*** Material supplied ***
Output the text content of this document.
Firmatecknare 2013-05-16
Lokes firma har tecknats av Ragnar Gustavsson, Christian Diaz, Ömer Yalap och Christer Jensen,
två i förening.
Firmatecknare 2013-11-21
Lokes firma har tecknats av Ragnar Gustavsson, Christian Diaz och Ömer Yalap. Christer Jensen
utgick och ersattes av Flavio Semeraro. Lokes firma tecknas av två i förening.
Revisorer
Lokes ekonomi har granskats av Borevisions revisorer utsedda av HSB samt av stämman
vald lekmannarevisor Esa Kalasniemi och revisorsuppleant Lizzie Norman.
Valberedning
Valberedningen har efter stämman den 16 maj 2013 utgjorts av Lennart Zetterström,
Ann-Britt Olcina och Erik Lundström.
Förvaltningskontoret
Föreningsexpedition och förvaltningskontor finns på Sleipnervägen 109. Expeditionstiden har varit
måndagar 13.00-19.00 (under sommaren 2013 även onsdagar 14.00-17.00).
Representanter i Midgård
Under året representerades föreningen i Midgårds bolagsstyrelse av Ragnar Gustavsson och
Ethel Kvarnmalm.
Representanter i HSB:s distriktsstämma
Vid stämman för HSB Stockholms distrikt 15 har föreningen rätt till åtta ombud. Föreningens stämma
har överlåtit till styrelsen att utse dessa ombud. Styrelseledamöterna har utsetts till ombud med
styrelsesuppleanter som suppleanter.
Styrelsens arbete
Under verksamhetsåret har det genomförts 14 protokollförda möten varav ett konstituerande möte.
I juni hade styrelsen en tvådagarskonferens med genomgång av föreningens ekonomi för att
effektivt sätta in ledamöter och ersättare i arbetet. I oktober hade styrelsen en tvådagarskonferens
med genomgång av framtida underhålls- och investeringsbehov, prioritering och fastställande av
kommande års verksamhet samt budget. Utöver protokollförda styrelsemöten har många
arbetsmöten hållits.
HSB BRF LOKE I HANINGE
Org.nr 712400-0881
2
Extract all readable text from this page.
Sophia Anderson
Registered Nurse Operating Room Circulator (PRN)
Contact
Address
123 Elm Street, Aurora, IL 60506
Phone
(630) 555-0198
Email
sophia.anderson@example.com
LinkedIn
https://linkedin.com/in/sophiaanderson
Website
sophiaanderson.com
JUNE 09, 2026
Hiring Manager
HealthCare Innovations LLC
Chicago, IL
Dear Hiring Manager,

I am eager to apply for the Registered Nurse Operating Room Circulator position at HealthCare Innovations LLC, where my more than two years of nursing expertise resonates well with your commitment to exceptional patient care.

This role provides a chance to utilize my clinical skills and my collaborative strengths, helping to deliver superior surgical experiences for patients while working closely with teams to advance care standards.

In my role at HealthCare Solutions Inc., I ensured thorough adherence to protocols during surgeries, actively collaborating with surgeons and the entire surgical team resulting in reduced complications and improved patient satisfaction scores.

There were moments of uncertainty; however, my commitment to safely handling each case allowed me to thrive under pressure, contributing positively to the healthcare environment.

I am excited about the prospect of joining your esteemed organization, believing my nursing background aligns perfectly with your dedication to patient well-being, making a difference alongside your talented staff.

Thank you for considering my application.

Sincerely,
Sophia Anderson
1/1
*** End of Material supplied ***
◆ **What is being asked**: Please reproduce every record shown above, exactly as written.

◆ **Completed task**:
Output the text content of this document.
Firmatecknare 2013-05-16
Lokes firma har tecknats av Ragnar Gustavsson, Christian Diaz, Ömer Yalap och Christer Jensen,
två i förening.
Firmatecknare 2013-11-21
Lokes firma har tecknats av Ragnar Gustavsson, Christian Diaz och Ömer Yalap. Christer Jensen
utgick och ersattes av Flavio Semeraro. Lokes firma tecknas av två i förening.
Revisorer
Lokes ekonomi har granskats av Borevisions revisorer utsedda av HSB samt av stämman
vald lekmannarevisor Esa Kalasniemi och revisorsuppleant Lizzie Norman.
Valberedning
Valberedningen har efter stämman den 16 maj 2013 utgjorts av Lennart Zetterström,
Ann-Britt Olcina och Erik Lundström.
Förvaltningskontoret
Föreningsexpedition och förvaltningskontor finns på Sleipnervägen 109. Expeditionstiden har varit
måndagar 13.00-19.00 (under sommaren 2013 även onsdagar 14.00-17.00).
Representanter i Midgård
Under året representerades föreningen i Midgårds bolagsstyrelse av Ragnar Gustavsson och
Ethel Kvarnmalm.
Representanter i HSB:s distriktsstämma
Vid stämman för HSB Stockholms distrikt 15 har föreningen rätt till åtta ombud. Föreningens stämma
har överlåtit till styrelsen att utse dessa ombud. Styrelseledamöterna har utsetts till ombud med
styrelsesuppleanter som suppleanter.
Styrelsens arbete
Under verksamhetsåret har det genomförts 14 protokollförda möten varav ett konstituerande möte.
I juni hade styrelsen en tvådagarskonferens med genomgång av föreningens ekonomi för att
effektivt sätta in ledamöter och ersättare i arbetet. I oktober hade styrelsen en tvådagarskonferens
med genomgång av framtida underhålls- och investeringsbehov, prioritering och fastställande av
kommande års verksamhet samt budget. Utöver protokollförda styrelsemöten har många
arbetsmöten hållits.
HSB BRF LOKE I HANINGE
Org.nr 712400-0881
2
Extract all readable text from this page.
Sophia Anderson
Registered Nurse Operating Room Circulator (PRN)
Contact
Address
123 Elm Street, Aurora, IL 60506
Phone
(630) 555-0198
Email
sophia.anderson@example.com
LinkedIn
https://linkedin.com/in/sophiaanderson
Website
sophiaanderson.com
JUNE 09, 2026
Hiring Manager
HealthCare Innovations LLC
Chicago, IL
Dear Hiring Manager,

I am eager to apply for the Registered Nurse Operating Room Circulator position at HealthCare Innovations LLC, where my more than two years of nursing expertise resonates well with your commitment to exceptional patient care.

This role provides a chance to utilize my clinical skills and my collaborative strengths, helping to deliver superior surgical experiences for patients while working closely with teams to advance care standards.

In my role at HealthCare Solutions Inc., I ensured thorough adherence to protocols during surgeries, actively collaborating with surgeons and the entire surgical team resulting in reduced complications and improved patient satisfaction scores.

There were moments of uncertainty; however, my commitment to safely handling each case allowed me to thrive under pressure, contributing positively to the healthcare environment.

I am excited about the prospect of joining your esteemed organization, believing my nursing background aligns perfectly with your dedication to patient well-being, making a difference alongside your talented staff.

Thank you for considering my application.

Sincerely,
Sophia Anderson
1/1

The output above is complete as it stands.